### Problem description
From the entries below, copy out every line with "label" in it.
begin Records for the task
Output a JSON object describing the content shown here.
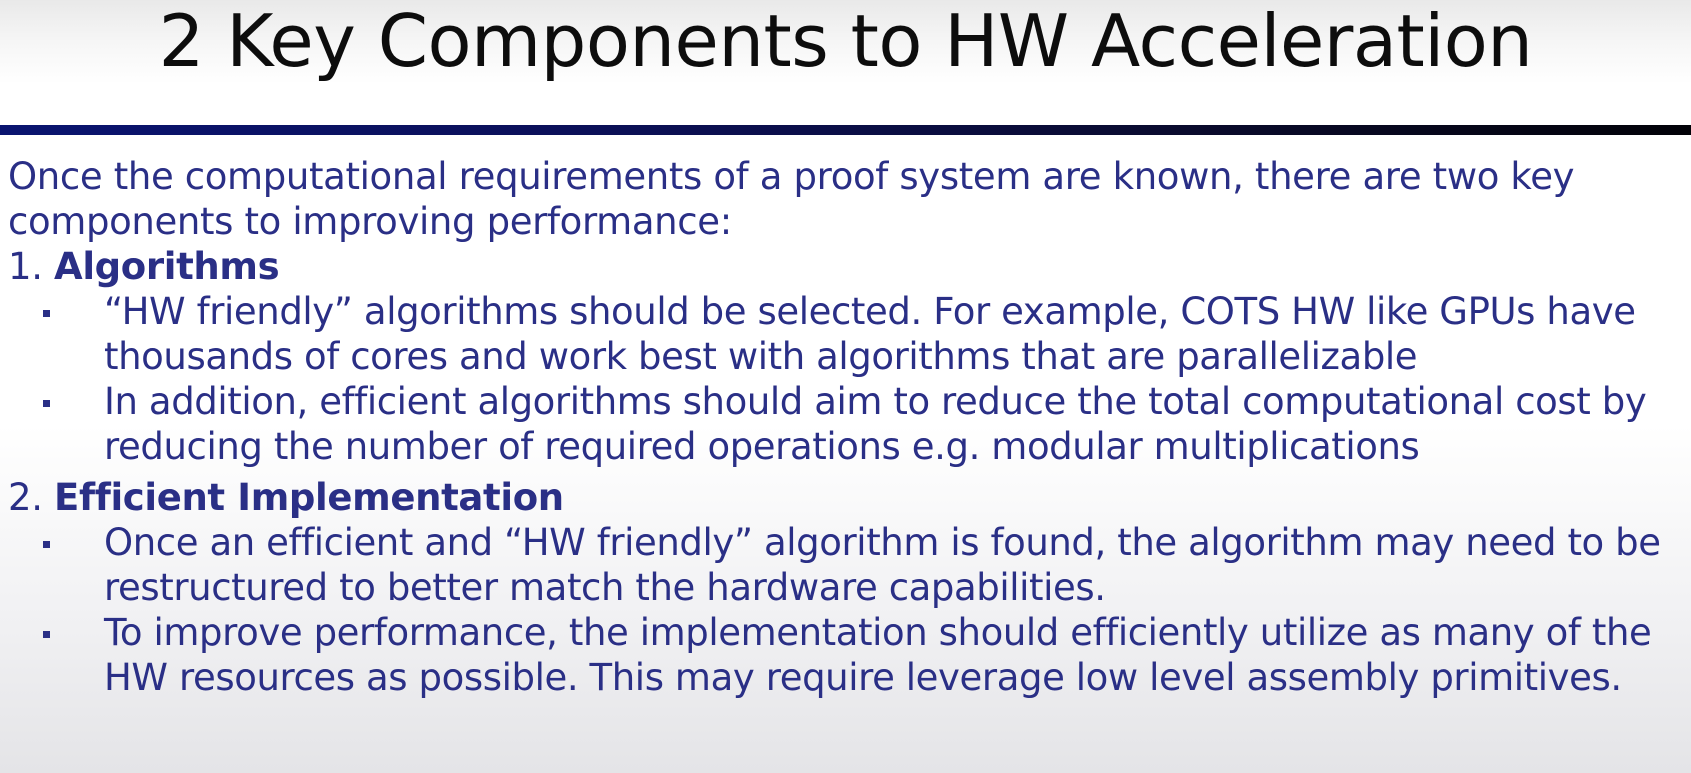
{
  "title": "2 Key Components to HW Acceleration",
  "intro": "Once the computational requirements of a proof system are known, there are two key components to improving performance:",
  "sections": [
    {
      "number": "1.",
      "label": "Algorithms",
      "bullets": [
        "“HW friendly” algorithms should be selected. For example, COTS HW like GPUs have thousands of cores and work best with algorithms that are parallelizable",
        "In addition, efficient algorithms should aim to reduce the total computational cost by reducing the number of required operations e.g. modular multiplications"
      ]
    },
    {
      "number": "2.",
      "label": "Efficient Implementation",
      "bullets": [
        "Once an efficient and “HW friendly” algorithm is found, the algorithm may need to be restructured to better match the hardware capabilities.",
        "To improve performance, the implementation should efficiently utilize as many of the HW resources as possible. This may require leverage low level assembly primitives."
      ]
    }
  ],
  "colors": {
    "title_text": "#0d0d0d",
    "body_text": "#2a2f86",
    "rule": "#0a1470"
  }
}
end Records for the task
### The answer
      "label": "Algorithms",
      "label": "Efficient Implementation",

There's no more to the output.